(What is required)
Every line holding the string "waveforms" should be gathered.

* START Supplied data *

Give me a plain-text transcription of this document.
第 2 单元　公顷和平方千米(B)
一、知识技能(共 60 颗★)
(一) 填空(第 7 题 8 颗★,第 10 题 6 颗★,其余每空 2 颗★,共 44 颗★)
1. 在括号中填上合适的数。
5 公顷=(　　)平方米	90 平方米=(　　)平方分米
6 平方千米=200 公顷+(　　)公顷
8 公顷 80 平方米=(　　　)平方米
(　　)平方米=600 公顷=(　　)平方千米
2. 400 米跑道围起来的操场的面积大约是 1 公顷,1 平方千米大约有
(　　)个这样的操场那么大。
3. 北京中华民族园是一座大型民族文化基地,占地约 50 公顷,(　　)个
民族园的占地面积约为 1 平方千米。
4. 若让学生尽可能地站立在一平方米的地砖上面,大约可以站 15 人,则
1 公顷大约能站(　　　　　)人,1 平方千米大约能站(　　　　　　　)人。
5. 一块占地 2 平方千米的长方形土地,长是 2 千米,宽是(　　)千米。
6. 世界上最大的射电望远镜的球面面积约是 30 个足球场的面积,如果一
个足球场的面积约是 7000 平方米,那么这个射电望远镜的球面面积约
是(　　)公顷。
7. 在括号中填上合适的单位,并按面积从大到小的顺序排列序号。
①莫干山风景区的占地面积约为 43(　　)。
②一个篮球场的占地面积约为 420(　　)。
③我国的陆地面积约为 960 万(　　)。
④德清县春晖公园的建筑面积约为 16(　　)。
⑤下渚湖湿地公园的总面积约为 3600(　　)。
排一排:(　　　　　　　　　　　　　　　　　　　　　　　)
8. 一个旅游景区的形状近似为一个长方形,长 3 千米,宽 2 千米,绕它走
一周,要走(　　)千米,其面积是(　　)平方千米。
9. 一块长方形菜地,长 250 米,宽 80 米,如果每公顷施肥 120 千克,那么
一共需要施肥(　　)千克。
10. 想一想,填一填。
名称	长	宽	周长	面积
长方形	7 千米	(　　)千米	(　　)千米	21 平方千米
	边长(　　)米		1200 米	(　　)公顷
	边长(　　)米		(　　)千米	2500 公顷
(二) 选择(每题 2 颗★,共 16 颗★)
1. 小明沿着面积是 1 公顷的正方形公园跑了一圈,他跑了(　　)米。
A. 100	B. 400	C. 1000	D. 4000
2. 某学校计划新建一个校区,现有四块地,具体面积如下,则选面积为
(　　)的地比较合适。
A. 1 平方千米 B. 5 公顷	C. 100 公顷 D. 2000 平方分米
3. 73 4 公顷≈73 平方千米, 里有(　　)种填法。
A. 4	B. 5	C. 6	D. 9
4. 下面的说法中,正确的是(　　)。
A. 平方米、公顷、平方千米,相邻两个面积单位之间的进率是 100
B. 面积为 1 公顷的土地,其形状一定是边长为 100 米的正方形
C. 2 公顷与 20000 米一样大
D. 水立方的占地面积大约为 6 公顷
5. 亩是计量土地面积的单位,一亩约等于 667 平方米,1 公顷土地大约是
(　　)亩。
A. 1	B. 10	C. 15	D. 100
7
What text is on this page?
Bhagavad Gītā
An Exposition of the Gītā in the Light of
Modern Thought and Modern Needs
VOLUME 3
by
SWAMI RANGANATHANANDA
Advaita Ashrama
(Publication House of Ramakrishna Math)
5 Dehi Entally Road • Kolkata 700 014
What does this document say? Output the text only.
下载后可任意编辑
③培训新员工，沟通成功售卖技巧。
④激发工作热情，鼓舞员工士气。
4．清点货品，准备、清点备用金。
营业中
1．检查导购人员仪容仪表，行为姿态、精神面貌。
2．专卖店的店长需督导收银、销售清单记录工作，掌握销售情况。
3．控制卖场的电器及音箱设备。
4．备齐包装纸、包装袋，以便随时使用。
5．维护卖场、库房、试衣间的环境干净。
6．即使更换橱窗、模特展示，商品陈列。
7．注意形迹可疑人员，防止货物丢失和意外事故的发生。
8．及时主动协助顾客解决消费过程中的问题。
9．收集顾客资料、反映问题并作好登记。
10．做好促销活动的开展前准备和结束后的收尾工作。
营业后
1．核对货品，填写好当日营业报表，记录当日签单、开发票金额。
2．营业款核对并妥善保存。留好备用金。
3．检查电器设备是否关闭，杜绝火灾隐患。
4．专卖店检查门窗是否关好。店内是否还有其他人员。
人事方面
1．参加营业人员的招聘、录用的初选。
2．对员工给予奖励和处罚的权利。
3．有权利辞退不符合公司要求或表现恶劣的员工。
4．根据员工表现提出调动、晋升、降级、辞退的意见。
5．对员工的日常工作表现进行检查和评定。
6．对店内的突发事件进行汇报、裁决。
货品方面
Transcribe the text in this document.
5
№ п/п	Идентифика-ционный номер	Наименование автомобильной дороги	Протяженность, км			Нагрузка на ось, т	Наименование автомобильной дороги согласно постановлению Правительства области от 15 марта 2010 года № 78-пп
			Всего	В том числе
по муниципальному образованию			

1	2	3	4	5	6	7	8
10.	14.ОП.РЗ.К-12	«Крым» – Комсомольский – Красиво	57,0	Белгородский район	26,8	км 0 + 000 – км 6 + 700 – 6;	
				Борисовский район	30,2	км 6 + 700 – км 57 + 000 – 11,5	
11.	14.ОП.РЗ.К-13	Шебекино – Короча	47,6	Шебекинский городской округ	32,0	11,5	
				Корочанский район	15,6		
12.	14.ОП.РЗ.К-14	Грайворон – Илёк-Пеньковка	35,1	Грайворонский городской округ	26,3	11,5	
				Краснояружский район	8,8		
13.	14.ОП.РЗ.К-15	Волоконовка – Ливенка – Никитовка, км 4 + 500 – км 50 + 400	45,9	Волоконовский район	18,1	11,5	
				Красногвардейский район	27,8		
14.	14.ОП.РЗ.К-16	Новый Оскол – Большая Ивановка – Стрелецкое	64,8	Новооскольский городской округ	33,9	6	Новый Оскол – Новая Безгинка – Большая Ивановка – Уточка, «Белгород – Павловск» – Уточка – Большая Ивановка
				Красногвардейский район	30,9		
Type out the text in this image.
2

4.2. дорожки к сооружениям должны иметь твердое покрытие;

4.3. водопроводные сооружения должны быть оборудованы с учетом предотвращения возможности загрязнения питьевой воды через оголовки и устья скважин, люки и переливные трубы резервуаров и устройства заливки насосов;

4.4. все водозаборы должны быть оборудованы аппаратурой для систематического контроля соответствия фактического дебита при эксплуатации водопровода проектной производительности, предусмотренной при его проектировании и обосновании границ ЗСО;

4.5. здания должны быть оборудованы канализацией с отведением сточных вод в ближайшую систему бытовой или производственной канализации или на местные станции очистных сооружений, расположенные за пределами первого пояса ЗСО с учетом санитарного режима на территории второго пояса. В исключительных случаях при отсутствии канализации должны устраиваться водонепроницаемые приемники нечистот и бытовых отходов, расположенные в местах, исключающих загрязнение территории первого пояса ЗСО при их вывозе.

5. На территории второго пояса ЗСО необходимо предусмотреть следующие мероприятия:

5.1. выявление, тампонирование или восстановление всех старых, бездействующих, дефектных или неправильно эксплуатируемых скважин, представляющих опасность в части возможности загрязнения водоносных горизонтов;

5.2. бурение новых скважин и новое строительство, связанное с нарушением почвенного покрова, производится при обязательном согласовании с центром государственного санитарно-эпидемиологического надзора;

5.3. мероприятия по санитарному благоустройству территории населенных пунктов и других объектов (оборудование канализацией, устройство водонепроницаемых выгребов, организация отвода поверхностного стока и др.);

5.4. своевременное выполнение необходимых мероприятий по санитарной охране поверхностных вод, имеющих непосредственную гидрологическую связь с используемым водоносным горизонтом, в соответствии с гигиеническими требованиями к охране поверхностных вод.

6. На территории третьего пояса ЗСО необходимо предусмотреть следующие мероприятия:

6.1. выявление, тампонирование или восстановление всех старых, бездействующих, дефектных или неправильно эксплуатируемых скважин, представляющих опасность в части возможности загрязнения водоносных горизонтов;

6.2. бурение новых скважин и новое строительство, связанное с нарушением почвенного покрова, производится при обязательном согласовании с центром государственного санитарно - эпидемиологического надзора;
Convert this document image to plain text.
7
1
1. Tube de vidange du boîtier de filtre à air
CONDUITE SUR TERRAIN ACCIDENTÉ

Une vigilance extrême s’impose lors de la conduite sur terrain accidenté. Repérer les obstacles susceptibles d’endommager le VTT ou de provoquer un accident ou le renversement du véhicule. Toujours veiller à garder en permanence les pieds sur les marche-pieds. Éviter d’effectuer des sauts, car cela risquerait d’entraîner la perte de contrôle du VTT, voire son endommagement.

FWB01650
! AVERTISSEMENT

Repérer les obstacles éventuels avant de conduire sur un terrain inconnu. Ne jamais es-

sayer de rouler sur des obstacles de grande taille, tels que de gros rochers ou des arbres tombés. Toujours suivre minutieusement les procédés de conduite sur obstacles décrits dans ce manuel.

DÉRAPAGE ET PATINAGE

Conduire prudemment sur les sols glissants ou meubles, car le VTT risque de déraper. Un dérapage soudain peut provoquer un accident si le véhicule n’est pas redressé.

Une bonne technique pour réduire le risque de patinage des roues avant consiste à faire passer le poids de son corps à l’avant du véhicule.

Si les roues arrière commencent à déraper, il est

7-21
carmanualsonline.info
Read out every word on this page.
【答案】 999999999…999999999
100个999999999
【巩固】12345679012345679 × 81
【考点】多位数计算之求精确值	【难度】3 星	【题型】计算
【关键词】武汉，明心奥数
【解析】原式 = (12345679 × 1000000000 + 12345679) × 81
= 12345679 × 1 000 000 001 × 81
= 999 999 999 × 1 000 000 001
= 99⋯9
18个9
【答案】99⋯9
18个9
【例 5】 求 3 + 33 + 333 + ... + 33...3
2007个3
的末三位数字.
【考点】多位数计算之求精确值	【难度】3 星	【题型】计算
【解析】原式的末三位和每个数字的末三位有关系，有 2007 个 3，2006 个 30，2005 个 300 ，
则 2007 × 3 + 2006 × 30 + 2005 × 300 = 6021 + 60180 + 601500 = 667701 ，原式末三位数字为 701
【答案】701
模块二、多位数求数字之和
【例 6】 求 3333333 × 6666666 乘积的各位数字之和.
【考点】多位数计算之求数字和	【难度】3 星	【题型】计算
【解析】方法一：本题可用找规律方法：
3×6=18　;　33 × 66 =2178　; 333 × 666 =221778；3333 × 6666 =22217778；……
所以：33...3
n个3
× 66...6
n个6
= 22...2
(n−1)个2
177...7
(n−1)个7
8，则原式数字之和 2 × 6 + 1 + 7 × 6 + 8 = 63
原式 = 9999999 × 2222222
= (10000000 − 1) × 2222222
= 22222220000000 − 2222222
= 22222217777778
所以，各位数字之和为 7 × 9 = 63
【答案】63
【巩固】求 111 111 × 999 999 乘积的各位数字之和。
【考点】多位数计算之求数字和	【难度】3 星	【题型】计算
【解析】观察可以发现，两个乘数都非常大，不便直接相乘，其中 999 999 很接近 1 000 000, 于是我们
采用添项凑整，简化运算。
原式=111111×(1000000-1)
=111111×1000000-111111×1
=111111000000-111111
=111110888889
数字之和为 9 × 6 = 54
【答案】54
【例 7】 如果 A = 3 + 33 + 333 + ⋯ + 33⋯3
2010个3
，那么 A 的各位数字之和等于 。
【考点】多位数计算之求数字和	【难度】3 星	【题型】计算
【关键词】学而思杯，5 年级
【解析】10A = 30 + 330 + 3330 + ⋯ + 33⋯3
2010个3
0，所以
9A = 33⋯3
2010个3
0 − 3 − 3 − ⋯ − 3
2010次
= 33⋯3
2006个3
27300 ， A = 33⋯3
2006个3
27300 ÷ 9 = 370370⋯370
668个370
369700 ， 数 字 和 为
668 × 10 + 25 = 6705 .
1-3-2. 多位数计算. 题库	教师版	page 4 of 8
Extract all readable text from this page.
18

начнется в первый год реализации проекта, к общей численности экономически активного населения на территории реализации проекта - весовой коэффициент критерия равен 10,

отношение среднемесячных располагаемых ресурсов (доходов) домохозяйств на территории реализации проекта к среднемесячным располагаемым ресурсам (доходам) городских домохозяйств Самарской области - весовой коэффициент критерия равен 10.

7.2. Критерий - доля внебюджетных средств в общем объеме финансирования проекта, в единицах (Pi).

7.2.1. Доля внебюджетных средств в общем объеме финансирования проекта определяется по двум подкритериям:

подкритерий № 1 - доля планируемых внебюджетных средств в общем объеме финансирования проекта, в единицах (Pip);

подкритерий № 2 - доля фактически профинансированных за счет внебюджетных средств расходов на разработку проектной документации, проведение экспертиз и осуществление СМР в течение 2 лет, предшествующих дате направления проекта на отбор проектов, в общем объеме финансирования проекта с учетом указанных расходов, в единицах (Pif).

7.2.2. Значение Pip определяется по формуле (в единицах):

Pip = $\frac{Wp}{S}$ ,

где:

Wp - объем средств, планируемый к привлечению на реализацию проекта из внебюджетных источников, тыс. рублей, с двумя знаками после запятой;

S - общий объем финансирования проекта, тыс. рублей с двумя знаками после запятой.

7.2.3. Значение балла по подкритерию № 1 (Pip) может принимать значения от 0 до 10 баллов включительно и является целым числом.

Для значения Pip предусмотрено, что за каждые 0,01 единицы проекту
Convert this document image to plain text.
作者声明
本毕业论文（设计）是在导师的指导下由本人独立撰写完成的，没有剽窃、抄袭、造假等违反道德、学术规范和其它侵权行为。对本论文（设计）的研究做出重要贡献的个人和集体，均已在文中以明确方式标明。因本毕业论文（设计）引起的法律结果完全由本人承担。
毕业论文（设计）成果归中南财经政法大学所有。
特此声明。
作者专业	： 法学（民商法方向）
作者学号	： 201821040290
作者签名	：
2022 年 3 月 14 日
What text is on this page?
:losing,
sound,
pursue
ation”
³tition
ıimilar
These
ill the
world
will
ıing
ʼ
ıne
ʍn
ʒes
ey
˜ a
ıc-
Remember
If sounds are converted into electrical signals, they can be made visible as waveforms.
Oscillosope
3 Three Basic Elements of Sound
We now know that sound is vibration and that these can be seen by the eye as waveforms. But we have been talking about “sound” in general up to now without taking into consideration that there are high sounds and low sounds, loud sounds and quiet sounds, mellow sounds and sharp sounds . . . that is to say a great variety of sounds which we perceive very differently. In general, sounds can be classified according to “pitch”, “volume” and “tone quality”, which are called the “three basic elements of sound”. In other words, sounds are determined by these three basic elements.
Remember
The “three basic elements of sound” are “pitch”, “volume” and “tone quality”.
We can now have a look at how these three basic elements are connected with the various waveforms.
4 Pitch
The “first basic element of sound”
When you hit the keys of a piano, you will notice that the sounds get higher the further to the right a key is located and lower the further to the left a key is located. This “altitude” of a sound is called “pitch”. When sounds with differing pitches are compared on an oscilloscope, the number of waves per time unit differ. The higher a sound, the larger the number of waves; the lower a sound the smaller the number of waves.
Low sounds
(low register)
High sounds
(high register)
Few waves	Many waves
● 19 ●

* END Supplied data *

(Response)
If sounds are converted into electrical signals, they can be made visible as waveforms.
We now know that sound is vibration and that these can be seen by the eye as waveforms. But we have been talking about “sound” in general up to now without taking into consideration that there are high sounds and low sounds, loud sounds and quiet sounds, mellow sounds and sharp sounds . . . that is to say a great variety of sounds which we perceive very differently. In general, sounds can be classified according to “pitch”, “volume” and “tone quality”, which are called the “three basic elements of sound”. In other words, sounds are determined by these three basic elements.
We can now have a look at how these three basic elements are connected with the various waveforms.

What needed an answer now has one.